[Dataset records]
###

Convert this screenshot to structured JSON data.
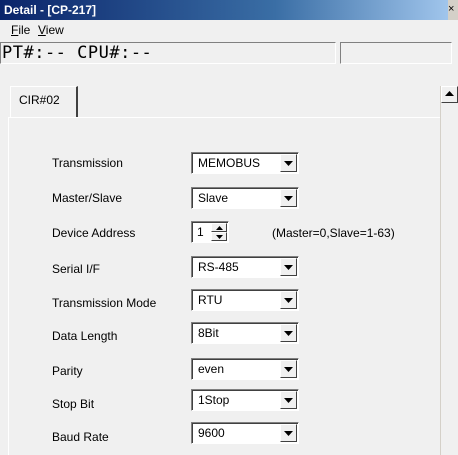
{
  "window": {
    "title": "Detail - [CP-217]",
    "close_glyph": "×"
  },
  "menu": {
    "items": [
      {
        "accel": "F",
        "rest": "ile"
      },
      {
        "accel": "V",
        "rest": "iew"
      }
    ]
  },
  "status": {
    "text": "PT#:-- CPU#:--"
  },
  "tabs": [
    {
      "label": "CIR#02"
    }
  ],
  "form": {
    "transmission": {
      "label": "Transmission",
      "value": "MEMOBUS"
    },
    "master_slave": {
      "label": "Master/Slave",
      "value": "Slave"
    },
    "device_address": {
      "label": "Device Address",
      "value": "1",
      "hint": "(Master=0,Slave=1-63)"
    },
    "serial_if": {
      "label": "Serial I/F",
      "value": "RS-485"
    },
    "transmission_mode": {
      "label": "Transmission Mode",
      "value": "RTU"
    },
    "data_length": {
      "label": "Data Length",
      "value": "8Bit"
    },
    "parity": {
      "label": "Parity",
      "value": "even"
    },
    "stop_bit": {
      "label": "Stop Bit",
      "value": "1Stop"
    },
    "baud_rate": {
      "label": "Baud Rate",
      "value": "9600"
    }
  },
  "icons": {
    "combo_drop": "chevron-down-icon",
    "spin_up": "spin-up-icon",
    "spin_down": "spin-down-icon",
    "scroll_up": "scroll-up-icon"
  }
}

###

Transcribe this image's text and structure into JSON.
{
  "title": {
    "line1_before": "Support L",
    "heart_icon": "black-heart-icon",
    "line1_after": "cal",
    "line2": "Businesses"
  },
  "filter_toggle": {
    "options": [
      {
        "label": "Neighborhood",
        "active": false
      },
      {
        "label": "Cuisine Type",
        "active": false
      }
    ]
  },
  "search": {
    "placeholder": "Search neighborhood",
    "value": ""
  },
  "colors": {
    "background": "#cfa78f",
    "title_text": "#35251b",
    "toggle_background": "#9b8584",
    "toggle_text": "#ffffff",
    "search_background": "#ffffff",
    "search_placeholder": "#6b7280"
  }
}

###

Find the string "spin" in the records, then copy each line where it occurs.

    "spin_up": "spin-up-icon",
    "spin_down": "spin-down-icon",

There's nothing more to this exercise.